**Exercise directions**
Every line that contains the word "person" should be copied.

Data excerpts:

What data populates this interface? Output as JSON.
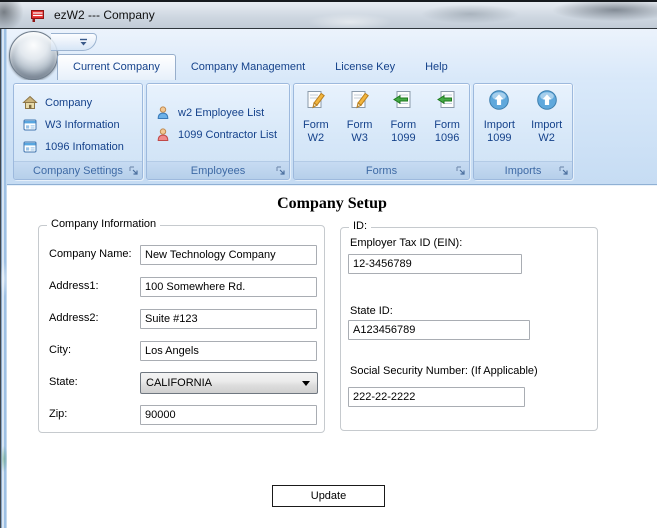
{
  "window": {
    "title": "ezW2 --- Company"
  },
  "tabs": {
    "items": [
      {
        "label": "Current Company",
        "active": true
      },
      {
        "label": "Company Management",
        "active": false
      },
      {
        "label": "License Key",
        "active": false
      },
      {
        "label": "Help",
        "active": false
      }
    ]
  },
  "ribbon": {
    "groups": [
      {
        "caption": "Company Settings",
        "items": [
          {
            "label": "Company",
            "icon": "home-icon"
          },
          {
            "label": "W3 Information",
            "icon": "form-window-icon"
          },
          {
            "label": "1096 Infomation",
            "icon": "form-window-icon"
          }
        ]
      },
      {
        "caption": "Employees",
        "items": [
          {
            "label": "w2 Employee List",
            "icon": "person-blue-icon"
          },
          {
            "label": "1099 Contractor List",
            "icon": "person-red-icon"
          }
        ]
      },
      {
        "caption": "Forms",
        "buttons": [
          {
            "line1": "Form",
            "line2": "W2",
            "icon": "document-edit-icon"
          },
          {
            "line1": "Form",
            "line2": "W3",
            "icon": "document-edit-icon"
          },
          {
            "line1": "Form",
            "line2": "1099",
            "icon": "document-arrow-icon"
          },
          {
            "line1": "Form",
            "line2": "1096",
            "icon": "document-arrow-icon"
          }
        ]
      },
      {
        "caption": "Imports",
        "buttons": [
          {
            "line1": "Import",
            "line2": "1099",
            "icon": "import-circle-icon"
          },
          {
            "line1": "Import",
            "line2": "W2",
            "icon": "import-circle-icon"
          }
        ]
      }
    ]
  },
  "main": {
    "heading": "Company Setup",
    "company_info": {
      "legend": "Company Information",
      "company_name": {
        "label": "Company Name:",
        "value": "New Technology Company"
      },
      "address1": {
        "label": "Address1:",
        "value": "100 Somewhere Rd."
      },
      "address2": {
        "label": "Address2:",
        "value": "Suite #123"
      },
      "city": {
        "label": "City:",
        "value": "Los Angels"
      },
      "state": {
        "label": "State:",
        "value": "CALIFORNIA"
      },
      "zip": {
        "label": "Zip:",
        "value": "90000"
      }
    },
    "ids": {
      "legend": "ID:",
      "ein": {
        "label": "Employer Tax ID (EIN):",
        "value": "12-3456789"
      },
      "state_id": {
        "label": "State ID:",
        "value": "A123456789"
      },
      "ssn": {
        "label": "Social Security Number: (If Applicable)",
        "value": "222-22-2222"
      }
    },
    "update_label": "Update"
  },
  "colors": {
    "ribbon_text": "#15428b",
    "group_caption_text": "#3e6aa5",
    "app_icon_red": "#d62a2a",
    "ribbon_background": "#cde0f4",
    "client_background": "#ffffff"
  }
}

**Answer to this task**
            "icon": "person-blue-icon"
            "icon": "person-red-icon"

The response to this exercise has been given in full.